- [OBJECTIVE]: Check every line of the material below for the string "geodatabase", and return the ones that have it.

++++ GIVEN DATA ++++

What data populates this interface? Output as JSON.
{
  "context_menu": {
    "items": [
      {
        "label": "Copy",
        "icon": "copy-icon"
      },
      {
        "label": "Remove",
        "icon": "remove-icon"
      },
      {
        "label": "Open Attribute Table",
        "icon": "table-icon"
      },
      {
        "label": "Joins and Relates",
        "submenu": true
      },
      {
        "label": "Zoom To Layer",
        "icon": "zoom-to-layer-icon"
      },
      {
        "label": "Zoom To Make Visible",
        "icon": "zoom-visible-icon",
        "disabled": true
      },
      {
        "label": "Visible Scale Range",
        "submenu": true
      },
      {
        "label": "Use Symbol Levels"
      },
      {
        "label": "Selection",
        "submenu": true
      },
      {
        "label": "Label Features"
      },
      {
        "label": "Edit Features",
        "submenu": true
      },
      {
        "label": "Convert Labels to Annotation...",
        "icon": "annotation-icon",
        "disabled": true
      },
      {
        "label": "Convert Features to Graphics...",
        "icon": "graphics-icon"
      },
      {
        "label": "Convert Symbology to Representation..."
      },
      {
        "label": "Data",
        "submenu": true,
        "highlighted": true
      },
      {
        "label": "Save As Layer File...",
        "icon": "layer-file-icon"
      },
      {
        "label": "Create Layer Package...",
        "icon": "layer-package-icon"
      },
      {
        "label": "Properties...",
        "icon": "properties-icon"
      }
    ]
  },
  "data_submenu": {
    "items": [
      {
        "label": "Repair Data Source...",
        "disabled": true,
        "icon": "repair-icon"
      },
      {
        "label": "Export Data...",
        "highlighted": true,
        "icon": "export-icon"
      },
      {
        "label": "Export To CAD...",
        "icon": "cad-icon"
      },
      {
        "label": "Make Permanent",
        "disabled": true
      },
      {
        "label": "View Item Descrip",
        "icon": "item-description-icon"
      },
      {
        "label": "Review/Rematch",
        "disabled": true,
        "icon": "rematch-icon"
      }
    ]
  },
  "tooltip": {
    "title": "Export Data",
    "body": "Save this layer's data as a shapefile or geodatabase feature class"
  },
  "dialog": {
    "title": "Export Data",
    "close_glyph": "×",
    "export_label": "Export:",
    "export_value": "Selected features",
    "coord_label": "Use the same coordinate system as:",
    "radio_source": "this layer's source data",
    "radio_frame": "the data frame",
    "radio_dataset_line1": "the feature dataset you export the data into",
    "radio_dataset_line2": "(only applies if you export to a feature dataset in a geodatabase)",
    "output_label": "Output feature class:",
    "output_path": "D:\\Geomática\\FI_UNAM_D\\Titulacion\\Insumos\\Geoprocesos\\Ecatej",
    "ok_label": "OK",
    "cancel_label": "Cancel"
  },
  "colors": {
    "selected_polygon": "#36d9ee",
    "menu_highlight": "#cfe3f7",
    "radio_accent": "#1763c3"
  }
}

++++
++++ GIVEN DATA ++++

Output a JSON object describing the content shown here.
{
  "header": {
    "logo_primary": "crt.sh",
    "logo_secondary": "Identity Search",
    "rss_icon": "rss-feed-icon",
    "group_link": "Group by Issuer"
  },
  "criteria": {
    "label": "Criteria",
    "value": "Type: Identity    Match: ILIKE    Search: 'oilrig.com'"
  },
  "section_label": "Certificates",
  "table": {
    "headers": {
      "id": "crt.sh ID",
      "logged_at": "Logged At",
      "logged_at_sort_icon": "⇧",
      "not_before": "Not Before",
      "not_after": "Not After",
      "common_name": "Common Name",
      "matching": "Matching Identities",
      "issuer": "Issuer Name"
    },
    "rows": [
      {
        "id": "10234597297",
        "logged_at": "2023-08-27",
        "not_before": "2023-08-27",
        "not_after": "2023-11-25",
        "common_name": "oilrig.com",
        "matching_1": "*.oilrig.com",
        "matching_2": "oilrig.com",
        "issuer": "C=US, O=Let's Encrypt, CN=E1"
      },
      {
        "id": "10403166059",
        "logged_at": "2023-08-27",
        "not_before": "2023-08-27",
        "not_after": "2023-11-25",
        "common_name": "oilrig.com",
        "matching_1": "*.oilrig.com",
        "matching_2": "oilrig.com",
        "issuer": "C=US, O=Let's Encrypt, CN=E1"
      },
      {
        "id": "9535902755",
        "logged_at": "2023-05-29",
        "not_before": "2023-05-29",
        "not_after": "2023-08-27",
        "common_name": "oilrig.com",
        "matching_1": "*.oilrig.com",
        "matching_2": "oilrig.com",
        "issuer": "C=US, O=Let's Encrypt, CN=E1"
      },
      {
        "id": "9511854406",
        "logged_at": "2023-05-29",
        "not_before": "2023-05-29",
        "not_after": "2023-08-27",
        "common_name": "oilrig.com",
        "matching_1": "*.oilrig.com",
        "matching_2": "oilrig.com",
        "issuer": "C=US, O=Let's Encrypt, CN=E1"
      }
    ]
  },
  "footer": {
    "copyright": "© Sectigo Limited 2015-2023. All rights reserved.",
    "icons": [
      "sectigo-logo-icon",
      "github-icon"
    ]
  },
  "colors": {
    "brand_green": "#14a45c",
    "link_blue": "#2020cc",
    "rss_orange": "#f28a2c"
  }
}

++++

- [RESPONSE BELOW]:
    "body": "Save this layer's data as a shapefile or geodatabase feature class"
    "radio_dataset_line2": "(only applies if you export to a feature dataset in a geodatabase)",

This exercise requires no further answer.